● **What needs to be done**
Pick out each line containing the string "Qualcomm".

Extracted records

------

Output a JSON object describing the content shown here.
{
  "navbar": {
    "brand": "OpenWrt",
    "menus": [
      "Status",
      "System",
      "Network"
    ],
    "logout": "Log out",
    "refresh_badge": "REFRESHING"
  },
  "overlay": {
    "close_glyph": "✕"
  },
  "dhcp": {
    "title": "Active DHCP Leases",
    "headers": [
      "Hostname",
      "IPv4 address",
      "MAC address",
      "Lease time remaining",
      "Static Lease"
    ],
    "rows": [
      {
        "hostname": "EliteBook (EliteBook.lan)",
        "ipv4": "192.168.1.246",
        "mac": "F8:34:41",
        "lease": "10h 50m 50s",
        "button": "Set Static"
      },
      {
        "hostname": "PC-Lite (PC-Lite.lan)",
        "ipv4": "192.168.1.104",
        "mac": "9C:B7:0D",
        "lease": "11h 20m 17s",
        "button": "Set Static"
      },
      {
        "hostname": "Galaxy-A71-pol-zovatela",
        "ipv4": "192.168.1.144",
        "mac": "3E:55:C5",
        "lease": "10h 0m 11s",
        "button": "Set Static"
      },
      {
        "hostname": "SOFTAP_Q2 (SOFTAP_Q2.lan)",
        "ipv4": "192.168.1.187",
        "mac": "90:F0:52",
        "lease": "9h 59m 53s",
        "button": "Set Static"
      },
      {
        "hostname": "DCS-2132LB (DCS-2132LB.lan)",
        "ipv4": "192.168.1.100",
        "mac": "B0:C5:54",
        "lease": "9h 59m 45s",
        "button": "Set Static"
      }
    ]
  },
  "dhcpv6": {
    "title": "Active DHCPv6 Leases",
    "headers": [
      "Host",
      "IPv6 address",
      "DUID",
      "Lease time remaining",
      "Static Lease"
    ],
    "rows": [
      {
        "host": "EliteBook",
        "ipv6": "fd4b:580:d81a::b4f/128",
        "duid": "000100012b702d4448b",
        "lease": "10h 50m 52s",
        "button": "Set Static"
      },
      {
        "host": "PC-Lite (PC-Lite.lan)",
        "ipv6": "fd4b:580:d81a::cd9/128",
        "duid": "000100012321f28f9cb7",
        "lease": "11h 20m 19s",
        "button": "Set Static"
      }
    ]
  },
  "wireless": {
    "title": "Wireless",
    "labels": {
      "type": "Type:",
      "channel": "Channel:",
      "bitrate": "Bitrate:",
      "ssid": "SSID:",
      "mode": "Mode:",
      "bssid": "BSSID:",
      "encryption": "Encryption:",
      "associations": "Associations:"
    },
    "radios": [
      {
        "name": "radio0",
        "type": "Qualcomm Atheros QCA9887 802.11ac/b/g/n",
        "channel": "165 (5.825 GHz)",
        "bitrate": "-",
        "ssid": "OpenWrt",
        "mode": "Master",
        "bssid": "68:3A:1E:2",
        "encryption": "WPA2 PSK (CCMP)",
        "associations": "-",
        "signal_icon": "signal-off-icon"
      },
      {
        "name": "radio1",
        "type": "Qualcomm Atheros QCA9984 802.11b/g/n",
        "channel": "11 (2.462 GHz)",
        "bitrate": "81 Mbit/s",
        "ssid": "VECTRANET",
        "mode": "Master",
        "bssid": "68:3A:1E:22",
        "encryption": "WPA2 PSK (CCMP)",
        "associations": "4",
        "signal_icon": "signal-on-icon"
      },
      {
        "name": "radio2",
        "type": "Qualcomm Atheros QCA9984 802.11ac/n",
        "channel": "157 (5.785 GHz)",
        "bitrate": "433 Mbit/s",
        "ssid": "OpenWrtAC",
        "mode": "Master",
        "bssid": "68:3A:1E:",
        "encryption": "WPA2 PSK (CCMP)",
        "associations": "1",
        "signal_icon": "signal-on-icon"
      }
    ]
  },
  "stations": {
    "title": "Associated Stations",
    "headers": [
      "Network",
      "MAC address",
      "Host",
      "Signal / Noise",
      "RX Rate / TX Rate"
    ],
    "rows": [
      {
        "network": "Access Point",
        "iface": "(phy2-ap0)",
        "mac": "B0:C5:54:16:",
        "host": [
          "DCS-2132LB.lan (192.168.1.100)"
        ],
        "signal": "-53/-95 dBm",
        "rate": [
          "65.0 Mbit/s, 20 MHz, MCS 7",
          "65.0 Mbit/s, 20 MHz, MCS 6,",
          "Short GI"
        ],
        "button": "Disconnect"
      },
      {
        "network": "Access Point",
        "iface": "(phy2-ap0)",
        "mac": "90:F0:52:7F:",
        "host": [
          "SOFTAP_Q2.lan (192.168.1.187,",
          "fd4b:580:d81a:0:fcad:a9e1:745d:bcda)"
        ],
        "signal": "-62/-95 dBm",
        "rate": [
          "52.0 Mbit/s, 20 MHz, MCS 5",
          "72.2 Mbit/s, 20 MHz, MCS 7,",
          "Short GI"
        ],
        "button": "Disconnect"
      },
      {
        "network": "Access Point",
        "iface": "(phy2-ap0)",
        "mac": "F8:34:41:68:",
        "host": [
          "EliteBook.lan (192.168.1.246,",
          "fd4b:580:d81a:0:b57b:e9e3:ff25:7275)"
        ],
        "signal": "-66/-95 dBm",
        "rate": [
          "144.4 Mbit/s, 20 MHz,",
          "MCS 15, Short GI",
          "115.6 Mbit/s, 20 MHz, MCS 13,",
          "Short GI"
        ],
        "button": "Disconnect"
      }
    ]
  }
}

------

● **Exercise answer**
        "type": "Qualcomm Atheros QCA9887 802.11ac/b/g/n",
        "type": "Qualcomm Atheros QCA9984 802.11b/g/n",
        "type": "Qualcomm Atheros QCA9984 802.11ac/n",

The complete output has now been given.